## What you have to do
Quote exactly, and only, the lines from the one with "Enumerate this screenshot's" through the end of the listing.

- - -

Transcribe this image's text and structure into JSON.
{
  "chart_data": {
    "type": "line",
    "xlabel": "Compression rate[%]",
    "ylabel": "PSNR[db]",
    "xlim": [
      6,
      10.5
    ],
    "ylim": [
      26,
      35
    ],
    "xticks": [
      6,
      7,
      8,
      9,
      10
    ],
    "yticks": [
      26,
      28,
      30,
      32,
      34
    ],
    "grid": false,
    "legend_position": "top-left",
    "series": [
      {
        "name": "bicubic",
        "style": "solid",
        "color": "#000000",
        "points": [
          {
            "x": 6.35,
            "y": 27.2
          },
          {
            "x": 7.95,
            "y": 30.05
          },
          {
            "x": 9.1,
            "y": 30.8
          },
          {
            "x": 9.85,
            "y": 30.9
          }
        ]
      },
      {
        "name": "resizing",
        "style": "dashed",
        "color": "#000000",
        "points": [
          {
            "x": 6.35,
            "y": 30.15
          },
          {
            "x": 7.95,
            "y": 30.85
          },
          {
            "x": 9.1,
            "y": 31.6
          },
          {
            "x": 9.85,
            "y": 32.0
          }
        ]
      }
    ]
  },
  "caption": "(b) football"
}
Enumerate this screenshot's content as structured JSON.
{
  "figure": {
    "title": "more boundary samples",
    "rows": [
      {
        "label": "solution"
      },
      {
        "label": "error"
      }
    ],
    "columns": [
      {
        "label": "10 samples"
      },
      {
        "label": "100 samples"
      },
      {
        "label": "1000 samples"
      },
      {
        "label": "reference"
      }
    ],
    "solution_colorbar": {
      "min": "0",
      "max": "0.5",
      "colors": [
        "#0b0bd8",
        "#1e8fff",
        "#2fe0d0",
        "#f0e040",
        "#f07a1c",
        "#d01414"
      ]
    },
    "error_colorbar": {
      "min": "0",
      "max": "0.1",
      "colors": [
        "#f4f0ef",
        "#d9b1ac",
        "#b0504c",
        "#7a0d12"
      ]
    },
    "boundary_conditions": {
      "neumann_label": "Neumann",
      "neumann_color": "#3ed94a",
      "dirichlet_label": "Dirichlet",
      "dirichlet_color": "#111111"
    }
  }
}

- - -

## Answer in full
Enumerate this screenshot's content as structured JSON.
{
  "figure": {
    "title": "more boundary samples",
    "rows": [
      {
        "label": "solution"
      },
      {
        "label": "error"
      }
    ],
    "columns": [
      {
        "label": "10 samples"
      },
      {
        "label": "100 samples"
      },
      {
        "label": "1000 samples"
      },
      {
        "label": "reference"
      }
    ],
    "solution_colorbar": {
      "min": "0",
      "max": "0.5",
      "colors": [
        "#0b0bd8",
        "#1e8fff",
        "#2fe0d0",
        "#f0e040",
        "#f07a1c",
        "#d01414"
      ]
    },
    "error_colorbar": {
      "min": "0",
      "max": "0.1",
      "colors": [
        "#f4f0ef",
        "#d9b1ac",
        "#b0504c",
        "#7a0d12"
      ]
    },
    "boundary_conditions": {
      "neumann_label": "Neumann",
      "neumann_color": "#3ed94a",
      "dirichlet_label": "Dirichlet",
      "dirichlet_color": "#111111"
    }
  }
}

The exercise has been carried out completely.